**Exercise description**
Print each line of the listing once more, precisely as given.
+ + + +
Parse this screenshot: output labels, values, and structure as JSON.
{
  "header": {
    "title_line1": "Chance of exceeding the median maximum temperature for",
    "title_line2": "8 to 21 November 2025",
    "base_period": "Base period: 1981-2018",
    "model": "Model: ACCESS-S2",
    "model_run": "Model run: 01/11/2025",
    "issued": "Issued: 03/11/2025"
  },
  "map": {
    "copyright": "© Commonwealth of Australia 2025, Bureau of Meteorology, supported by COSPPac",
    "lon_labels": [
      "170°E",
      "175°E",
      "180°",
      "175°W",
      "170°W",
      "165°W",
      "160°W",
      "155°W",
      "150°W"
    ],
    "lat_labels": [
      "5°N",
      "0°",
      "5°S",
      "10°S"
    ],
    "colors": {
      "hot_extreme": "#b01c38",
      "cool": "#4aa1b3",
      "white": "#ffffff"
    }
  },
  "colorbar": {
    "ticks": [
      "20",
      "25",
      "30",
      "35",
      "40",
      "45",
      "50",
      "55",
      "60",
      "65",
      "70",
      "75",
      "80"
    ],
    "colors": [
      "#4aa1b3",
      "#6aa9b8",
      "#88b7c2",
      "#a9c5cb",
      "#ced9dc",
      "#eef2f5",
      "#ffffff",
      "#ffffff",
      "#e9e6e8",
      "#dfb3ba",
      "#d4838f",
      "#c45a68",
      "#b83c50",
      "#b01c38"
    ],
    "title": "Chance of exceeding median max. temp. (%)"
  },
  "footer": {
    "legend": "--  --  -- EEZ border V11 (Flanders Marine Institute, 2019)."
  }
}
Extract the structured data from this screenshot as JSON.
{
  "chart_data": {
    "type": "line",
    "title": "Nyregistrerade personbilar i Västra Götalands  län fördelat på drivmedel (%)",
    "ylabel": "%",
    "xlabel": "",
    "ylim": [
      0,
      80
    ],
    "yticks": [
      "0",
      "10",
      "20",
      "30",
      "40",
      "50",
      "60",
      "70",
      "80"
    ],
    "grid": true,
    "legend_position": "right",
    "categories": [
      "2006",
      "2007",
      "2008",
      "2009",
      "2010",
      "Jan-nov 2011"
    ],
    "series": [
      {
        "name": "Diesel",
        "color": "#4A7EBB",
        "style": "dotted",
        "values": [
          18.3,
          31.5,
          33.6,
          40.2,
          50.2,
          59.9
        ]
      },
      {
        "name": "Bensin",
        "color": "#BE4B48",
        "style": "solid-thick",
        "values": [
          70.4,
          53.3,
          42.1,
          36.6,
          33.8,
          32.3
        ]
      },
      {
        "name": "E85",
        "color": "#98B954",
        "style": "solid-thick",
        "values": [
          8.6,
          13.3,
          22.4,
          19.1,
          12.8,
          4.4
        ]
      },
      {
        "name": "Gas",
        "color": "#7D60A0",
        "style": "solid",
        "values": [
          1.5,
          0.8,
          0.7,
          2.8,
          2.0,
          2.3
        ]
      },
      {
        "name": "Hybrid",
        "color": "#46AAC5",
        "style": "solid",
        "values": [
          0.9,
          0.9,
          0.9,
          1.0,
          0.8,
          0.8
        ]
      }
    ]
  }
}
+ + + +
**Written answer**
Parse this screenshot: output labels, values, and structure as JSON.
{
  "header": {
    "title_line1": "Chance of exceeding the median maximum temperature for",
    "title_line2": "8 to 21 November 2025",
    "base_period": "Base period: 1981-2018",
    "model": "Model: ACCESS-S2",
    "model_run": "Model run: 01/11/2025",
    "issued": "Issued: 03/11/2025"
  },
  "map": {
    "copyright": "© Commonwealth of Australia 2025, Bureau of Meteorology, supported by COSPPac",
    "lon_labels": [
      "170°E",
      "175°E",
      "180°",
      "175°W",
      "170°W",
      "165°W",
      "160°W",
      "155°W",
      "150°W"
    ],
    "lat_labels": [
      "5°N",
      "0°",
      "5°S",
      "10°S"
    ],
    "colors": {
      "hot_extreme": "#b01c38",
      "cool": "#4aa1b3",
      "white": "#ffffff"
    }
  },
  "colorbar": {
    "ticks": [
      "20",
      "25",
      "30",
      "35",
      "40",
      "45",
      "50",
      "55",
      "60",
      "65",
      "70",
      "75",
      "80"
    ],
    "colors": [
      "#4aa1b3",
      "#6aa9b8",
      "#88b7c2",
      "#a9c5cb",
      "#ced9dc",
      "#eef2f5",
      "#ffffff",
      "#ffffff",
      "#e9e6e8",
      "#dfb3ba",
      "#d4838f",
      "#c45a68",
      "#b83c50",
      "#b01c38"
    ],
    "title": "Chance of exceeding median max. temp. (%)"
  },
  "footer": {
    "legend": "--  --  -- EEZ border V11 (Flanders Marine Institute, 2019)."
  }
}
Extract the structured data from this screenshot as JSON.
{
  "chart_data": {
    "type": "line",
    "title": "Nyregistrerade personbilar i Västra Götalands  län fördelat på drivmedel (%)",
    "ylabel": "%",
    "xlabel": "",
    "ylim": [
      0,
      80
    ],
    "yticks": [
      "0",
      "10",
      "20",
      "30",
      "40",
      "50",
      "60",
      "70",
      "80"
    ],
    "grid": true,
    "legend_position": "right",
    "categories": [
      "2006",
      "2007",
      "2008",
      "2009",
      "2010",
      "Jan-nov 2011"
    ],
    "series": [
      {
        "name": "Diesel",
        "color": "#4A7EBB",
        "style": "dotted",
        "values": [
          18.3,
          31.5,
          33.6,
          40.2,
          50.2,
          59.9
        ]
      },
      {
        "name": "Bensin",
        "color": "#BE4B48",
        "style": "solid-thick",
        "values": [
          70.4,
          53.3,
          42.1,
          36.6,
          33.8,
          32.3
        ]
      },
      {
        "name": "E85",
        "color": "#98B954",
        "style": "solid-thick",
        "values": [
          8.6,
          13.3,
          22.4,
          19.1,
          12.8,
          4.4
        ]
      },
      {
        "name": "Gas",
        "color": "#7D60A0",
        "style": "solid",
        "values": [
          1.5,
          0.8,
          0.7,
          2.8,
          2.0,
          2.3
        ]
      },
      {
        "name": "Hybrid",
        "color": "#46AAC5",
        "style": "solid",
        "values": [
          0.9,
          0.9,
          0.9,
          1.0,
          0.8,
          0.8
        ]
      }
    ]
  }
}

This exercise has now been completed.